> DATASET EXCERPTS
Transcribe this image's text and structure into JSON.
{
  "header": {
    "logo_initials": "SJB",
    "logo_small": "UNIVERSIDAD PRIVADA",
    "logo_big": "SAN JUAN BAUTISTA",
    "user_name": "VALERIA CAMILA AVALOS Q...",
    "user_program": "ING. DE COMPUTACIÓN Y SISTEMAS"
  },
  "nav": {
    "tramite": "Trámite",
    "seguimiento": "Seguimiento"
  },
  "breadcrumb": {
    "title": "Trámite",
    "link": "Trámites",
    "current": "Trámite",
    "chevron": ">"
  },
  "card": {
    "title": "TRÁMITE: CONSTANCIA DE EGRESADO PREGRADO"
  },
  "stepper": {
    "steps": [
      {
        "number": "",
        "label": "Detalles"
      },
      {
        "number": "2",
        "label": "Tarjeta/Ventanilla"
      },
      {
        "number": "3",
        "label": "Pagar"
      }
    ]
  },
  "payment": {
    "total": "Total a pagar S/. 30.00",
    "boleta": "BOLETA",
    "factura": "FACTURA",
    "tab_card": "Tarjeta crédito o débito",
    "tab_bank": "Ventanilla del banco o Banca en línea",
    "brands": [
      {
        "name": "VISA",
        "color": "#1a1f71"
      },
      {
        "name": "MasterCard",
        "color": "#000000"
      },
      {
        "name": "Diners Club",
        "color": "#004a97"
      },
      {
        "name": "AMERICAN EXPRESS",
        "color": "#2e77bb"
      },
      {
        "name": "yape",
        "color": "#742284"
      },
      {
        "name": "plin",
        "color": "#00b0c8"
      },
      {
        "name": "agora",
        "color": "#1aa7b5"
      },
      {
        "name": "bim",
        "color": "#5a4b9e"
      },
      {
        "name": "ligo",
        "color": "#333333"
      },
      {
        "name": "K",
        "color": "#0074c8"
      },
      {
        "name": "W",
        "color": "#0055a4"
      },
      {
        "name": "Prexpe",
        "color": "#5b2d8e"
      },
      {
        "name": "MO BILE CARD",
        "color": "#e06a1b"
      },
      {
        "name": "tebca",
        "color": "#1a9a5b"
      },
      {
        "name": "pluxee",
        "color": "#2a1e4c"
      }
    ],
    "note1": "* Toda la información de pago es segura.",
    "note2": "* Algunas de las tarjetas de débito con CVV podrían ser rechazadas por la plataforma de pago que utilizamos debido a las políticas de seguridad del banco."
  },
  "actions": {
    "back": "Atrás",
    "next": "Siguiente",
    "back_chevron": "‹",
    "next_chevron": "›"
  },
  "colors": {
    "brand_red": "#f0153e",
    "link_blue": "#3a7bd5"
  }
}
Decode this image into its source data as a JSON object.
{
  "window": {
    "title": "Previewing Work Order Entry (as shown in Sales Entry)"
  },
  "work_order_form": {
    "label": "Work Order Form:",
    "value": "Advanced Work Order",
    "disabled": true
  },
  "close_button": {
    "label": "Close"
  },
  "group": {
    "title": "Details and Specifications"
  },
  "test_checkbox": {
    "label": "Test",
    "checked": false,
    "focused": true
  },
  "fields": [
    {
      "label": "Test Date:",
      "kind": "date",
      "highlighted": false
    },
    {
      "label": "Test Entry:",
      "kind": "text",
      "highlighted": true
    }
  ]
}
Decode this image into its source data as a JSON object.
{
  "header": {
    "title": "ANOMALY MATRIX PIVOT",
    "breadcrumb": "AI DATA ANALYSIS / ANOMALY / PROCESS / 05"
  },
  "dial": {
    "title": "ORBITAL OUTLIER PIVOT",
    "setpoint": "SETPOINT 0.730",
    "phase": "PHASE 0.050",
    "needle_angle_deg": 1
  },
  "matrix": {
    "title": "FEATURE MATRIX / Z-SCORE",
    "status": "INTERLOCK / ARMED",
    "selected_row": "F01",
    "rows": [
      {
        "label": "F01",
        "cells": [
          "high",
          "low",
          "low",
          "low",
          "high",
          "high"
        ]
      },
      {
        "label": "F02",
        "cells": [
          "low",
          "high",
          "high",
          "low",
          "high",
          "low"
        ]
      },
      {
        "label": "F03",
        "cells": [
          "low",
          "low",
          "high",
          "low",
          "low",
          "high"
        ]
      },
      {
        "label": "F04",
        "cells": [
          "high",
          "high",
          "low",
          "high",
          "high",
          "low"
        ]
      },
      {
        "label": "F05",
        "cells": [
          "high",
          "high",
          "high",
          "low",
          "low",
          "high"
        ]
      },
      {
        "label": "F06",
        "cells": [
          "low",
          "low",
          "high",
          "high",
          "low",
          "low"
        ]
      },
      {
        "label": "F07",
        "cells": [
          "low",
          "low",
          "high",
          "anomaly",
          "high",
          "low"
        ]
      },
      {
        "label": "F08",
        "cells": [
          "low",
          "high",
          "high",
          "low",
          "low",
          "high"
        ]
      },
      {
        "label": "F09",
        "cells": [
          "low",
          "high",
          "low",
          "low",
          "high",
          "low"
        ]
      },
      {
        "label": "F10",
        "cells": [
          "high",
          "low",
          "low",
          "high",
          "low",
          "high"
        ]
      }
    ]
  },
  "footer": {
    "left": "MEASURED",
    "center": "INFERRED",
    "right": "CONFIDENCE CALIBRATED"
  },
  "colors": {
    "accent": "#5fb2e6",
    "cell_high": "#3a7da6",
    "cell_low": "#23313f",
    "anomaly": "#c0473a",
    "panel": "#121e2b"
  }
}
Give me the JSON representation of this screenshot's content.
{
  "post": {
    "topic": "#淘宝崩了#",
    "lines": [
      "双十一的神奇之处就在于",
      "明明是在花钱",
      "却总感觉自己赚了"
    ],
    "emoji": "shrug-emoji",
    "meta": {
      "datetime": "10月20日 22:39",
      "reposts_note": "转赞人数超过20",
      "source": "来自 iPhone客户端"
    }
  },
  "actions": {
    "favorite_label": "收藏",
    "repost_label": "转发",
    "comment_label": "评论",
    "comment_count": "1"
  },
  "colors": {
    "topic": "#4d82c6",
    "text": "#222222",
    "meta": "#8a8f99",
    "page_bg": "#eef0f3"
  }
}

> WHAT IS REQUIRED
Please copy out each record, character for character.

> RESULT OF THE TASK
Transcribe this image's text and structure into JSON.
{
  "header": {
    "logo_initials": "SJB",
    "logo_small": "UNIVERSIDAD PRIVADA",
    "logo_big": "SAN JUAN BAUTISTA",
    "user_name": "VALERIA CAMILA AVALOS Q...",
    "user_program": "ING. DE COMPUTACIÓN Y SISTEMAS"
  },
  "nav": {
    "tramite": "Trámite",
    "seguimiento": "Seguimiento"
  },
  "breadcrumb": {
    "title": "Trámite",
    "link": "Trámites",
    "current": "Trámite",
    "chevron": ">"
  },
  "card": {
    "title": "TRÁMITE: CONSTANCIA DE EGRESADO PREGRADO"
  },
  "stepper": {
    "steps": [
      {
        "number": "",
        "label": "Detalles"
      },
      {
        "number": "2",
        "label": "Tarjeta/Ventanilla"
      },
      {
        "number": "3",
        "label": "Pagar"
      }
    ]
  },
  "payment": {
    "total": "Total a pagar S/. 30.00",
    "boleta": "BOLETA",
    "factura": "FACTURA",
    "tab_card": "Tarjeta crédito o débito",
    "tab_bank": "Ventanilla del banco o Banca en línea",
    "brands": [
      {
        "name": "VISA",
        "color": "#1a1f71"
      },
      {
        "name": "MasterCard",
        "color": "#000000"
      },
      {
        "name": "Diners Club",
        "color": "#004a97"
      },
      {
        "name": "AMERICAN EXPRESS",
        "color": "#2e77bb"
      },
      {
        "name": "yape",
        "color": "#742284"
      },
      {
        "name": "plin",
        "color": "#00b0c8"
      },
      {
        "name": "agora",
        "color": "#1aa7b5"
      },
      {
        "name": "bim",
        "color": "#5a4b9e"
      },
      {
        "name": "ligo",
        "color": "#333333"
      },
      {
        "name": "K",
        "color": "#0074c8"
      },
      {
        "name": "W",
        "color": "#0055a4"
      },
      {
        "name": "Prexpe",
        "color": "#5b2d8e"
      },
      {
        "name": "MO BILE CARD",
        "color": "#e06a1b"
      },
      {
        "name": "tebca",
        "color": "#1a9a5b"
      },
      {
        "name": "pluxee",
        "color": "#2a1e4c"
      }
    ],
    "note1": "* Toda la información de pago es segura.",
    "note2": "* Algunas de las tarjetas de débito con CVV podrían ser rechazadas por la plataforma de pago que utilizamos debido a las políticas de seguridad del banco."
  },
  "actions": {
    "back": "Atrás",
    "next": "Siguiente",
    "back_chevron": "‹",
    "next_chevron": "›"
  },
  "colors": {
    "brand_red": "#f0153e",
    "link_blue": "#3a7bd5"
  }
}
Decode this image into its source data as a JSON object.
{
  "window": {
    "title": "Previewing Work Order Entry (as shown in Sales Entry)"
  },
  "work_order_form": {
    "label": "Work Order Form:",
    "value": "Advanced Work Order",
    "disabled": true
  },
  "close_button": {
    "label": "Close"
  },
  "group": {
    "title": "Details and Specifications"
  },
  "test_checkbox": {
    "label": "Test",
    "checked": false,
    "focused": true
  },
  "fields": [
    {
      "label": "Test Date:",
      "kind": "date",
      "highlighted": false
    },
    {
      "label": "Test Entry:",
      "kind": "text",
      "highlighted": true
    }
  ]
}
Decode this image into its source data as a JSON object.
{
  "header": {
    "title": "ANOMALY MATRIX PIVOT",
    "breadcrumb": "AI DATA ANALYSIS / ANOMALY / PROCESS / 05"
  },
  "dial": {
    "title": "ORBITAL OUTLIER PIVOT",
    "setpoint": "SETPOINT 0.730",
    "phase": "PHASE 0.050",
    "needle_angle_deg": 1
  },
  "matrix": {
    "title": "FEATURE MATRIX / Z-SCORE",
    "status": "INTERLOCK / ARMED",
    "selected_row": "F01",
    "rows": [
      {
        "label": "F01",
        "cells": [
          "high",
          "low",
          "low",
          "low",
          "high",
          "high"
        ]
      },
      {
        "label": "F02",
        "cells": [
          "low",
          "high",
          "high",
          "low",
          "high",
          "low"
        ]
      },
      {
        "label": "F03",
        "cells": [
          "low",
          "low",
          "high",
          "low",
          "low",
          "high"
        ]
      },
      {
        "label": "F04",
        "cells": [
          "high",
          "high",
          "low",
          "high",
          "high",
          "low"
        ]
      },
      {
        "label": "F05",
        "cells": [
          "high",
          "high",
          "high",
          "low",
          "low",
          "high"
        ]
      },
      {
        "label": "F06",
        "cells": [
          "low",
          "low",
          "high",
          "high",
          "low",
          "low"
        ]
      },
      {
        "label": "F07",
        "cells": [
          "low",
          "low",
          "high",
          "anomaly",
          "high",
          "low"
        ]
      },
      {
        "label": "F08",
        "cells": [
          "low",
          "high",
          "high",
          "low",
          "low",
          "high"
        ]
      },
      {
        "label": "F09",
        "cells": [
          "low",
          "high",
          "low",
          "low",
          "high",
          "low"
        ]
      },
      {
        "label": "F10",
        "cells": [
          "high",
          "low",
          "low",
          "high",
          "low",
          "high"
        ]
      }
    ]
  },
  "footer": {
    "left": "MEASURED",
    "center": "INFERRED",
    "right": "CONFIDENCE CALIBRATED"
  },
  "colors": {
    "accent": "#5fb2e6",
    "cell_high": "#3a7da6",
    "cell_low": "#23313f",
    "anomaly": "#c0473a",
    "panel": "#121e2b"
  }
}
Give me the JSON representation of this screenshot's content.
{
  "post": {
    "topic": "#淘宝崩了#",
    "lines": [
      "双十一的神奇之处就在于",
      "明明是在花钱",
      "却总感觉自己赚了"
    ],
    "emoji": "shrug-emoji",
    "meta": {
      "datetime": "10月20日 22:39",
      "reposts_note": "转赞人数超过20",
      "source": "来自 iPhone客户端"
    }
  },
  "actions": {
    "favorite_label": "收藏",
    "repost_label": "转发",
    "comment_label": "评论",
    "comment_count": "1"
  },
  "colors": {
    "topic": "#4d82c6",
    "text": "#222222",
    "meta": "#8a8f99",
    "page_bg": "#eef0f3"
  }
}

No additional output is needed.